**Extract provided**
....

One of the key questions when we speak about Our Lady as Coredemptrix is how she merited for us. Was it the same kind of merit by which Our Lord, through His Passion and death, redeemed the world? If it were, wouldn’t that place Her on the same level as God Himself?
This question is where the traditional distinction, mentioned in the new document, between merit de condigno and merit de congruo comes in. Condign (de condigno) merit truly deserves its reward because God, in His goodness, has promised to reward works done in His grace. When someone is in a state of grace, his good works are pleasing to God, and God has freely bound Himself to give the reward He has promised (all of this depends on Christ, the Head, from whom our ability to merit flows).
When we say that such merit is “owed,” we must ask what is owed, and to whom. Any soul in grace, and above all Our Lady, can truly merit for themselves an increase of grace and, in the end, eternal life, because God has promised these rewards. But no creature, however holy, can merit the salvation of others as something owed, i.e. de condigno; that belongs to Christ alone, for only He is both God and man and the Head of the human race. Our Lady’s condign merit is for Her alone, and as a creature She cannot transfer that to someone else, as would be necessary if She were condignly to merit our redemption.
Congruous merit (de congruo), by contrast, is based not on obligation but on love and fittingness. God is not bound to reward it, but it is fitting that He should do so. In this sense, Our Lady’s cooperation in the Redemption was de congruo: by Her perfect love and union with Her Son, God willed, in a way most fitting, to associate Her freely with the Redemptive work of Our Lord.
With that understood, the doctrine of Coredemptrix is not based on necessity. No one denies that Our Lord, by His Passion and Death, fully and more than fully satisfied for the sins of all men. His merits on their own are enough. But it is fitting or becoming that Our Lady should be associated with Him in this task, not only as the second Eve, not only as the Virgin Mother who brought him into the world, but also as a co-sufferer.

....

**Requirement a**
Reproduce the recorded rows, starting at the first row and ending at the row that contains "x-tick-label: 18:00 xyxy=(473,491,522,511)", with both of those rows included.
The recorded rows have no connection to the passage on Coredemptrix.

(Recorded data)
....

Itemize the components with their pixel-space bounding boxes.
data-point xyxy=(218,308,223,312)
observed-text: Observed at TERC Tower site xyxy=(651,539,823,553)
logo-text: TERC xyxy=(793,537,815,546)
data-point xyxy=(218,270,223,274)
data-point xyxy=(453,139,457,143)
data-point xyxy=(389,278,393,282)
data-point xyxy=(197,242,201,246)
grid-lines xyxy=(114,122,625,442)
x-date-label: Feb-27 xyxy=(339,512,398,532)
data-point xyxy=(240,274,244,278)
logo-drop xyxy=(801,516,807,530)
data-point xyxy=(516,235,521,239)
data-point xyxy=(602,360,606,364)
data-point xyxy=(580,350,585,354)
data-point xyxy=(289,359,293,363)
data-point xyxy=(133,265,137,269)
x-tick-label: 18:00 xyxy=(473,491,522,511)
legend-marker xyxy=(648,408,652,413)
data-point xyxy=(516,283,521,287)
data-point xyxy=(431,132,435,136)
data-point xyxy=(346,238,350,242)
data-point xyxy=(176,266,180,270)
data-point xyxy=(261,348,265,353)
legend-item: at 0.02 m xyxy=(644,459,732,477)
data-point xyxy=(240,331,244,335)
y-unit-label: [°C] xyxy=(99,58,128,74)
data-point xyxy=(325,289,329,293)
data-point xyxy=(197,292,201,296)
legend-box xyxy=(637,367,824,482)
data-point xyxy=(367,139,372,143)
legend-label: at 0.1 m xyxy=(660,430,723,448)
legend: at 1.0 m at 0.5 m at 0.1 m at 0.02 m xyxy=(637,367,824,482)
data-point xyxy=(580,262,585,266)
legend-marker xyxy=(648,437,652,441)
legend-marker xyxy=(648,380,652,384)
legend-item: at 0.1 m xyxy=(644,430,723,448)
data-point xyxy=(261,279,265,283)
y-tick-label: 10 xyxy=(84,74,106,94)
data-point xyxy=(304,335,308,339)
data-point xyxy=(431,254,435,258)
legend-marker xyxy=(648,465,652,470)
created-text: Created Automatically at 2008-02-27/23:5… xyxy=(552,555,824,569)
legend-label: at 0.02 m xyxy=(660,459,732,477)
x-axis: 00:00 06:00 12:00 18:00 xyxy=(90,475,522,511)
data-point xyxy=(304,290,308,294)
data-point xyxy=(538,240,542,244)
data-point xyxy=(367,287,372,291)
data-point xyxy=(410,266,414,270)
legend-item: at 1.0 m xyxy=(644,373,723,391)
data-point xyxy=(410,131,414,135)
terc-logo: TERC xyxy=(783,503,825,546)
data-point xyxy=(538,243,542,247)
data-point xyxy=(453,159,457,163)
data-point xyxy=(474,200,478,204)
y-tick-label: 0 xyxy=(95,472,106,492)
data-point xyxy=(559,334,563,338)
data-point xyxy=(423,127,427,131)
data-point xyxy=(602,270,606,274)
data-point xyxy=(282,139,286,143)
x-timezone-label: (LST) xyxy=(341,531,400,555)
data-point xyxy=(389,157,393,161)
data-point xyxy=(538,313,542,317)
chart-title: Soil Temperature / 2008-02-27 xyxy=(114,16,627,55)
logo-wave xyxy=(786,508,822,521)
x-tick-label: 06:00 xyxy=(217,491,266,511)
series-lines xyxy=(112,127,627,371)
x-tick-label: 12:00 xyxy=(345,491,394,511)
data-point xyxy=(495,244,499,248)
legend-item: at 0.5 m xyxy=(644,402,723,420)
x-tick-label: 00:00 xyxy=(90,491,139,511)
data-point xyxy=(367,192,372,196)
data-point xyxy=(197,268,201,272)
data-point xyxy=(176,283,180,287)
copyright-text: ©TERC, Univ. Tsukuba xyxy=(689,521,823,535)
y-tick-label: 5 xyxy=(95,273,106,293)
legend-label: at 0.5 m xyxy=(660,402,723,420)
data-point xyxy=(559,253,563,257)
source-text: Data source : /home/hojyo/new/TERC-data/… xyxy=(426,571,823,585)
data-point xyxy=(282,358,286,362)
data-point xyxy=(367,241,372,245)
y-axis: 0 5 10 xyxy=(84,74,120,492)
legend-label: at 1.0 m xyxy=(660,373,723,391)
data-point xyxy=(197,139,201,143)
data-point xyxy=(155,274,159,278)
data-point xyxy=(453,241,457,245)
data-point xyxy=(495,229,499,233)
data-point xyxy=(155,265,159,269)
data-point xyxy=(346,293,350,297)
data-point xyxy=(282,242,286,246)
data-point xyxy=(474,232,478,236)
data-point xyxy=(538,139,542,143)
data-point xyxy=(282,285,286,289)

....

**Requirement b**
Answer these questions from the passage on Coredemptrix:
(i) When someone is in a state of grace, what has God freely bound Himself to give?
(ii) On what is congruous merit based?
(iii) As what three things is it fitting that Our Lady be associated with Our Lord?

**Result a**
Itemize the components with their pixel-space bounding boxes.
data-point xyxy=(218,308,223,312)
observed-text: Observed at TERC Tower site xyxy=(651,539,823,553)
logo-text: TERC xyxy=(793,537,815,546)
data-point xyxy=(218,270,223,274)
data-point xyxy=(453,139,457,143)
data-point xyxy=(389,278,393,282)
data-point xyxy=(197,242,201,246)
grid-lines xyxy=(114,122,625,442)
x-date-label: Feb-27 xyxy=(339,512,398,532)
data-point xyxy=(240,274,244,278)
logo-drop xyxy=(801,516,807,530)
data-point xyxy=(516,235,521,239)
data-point xyxy=(602,360,606,364)
data-point xyxy=(580,350,585,354)
data-point xyxy=(289,359,293,363)
data-point xyxy=(133,265,137,269)
x-tick-label: 18:00 xyxy=(473,491,522,511)

**Result b**
(i) The reward He has promised.
(ii) Love and fittingness, not obligation.
(iii) As the second Eve, as the Virgin Mother who brought Him into the world, and as a co-sufferer.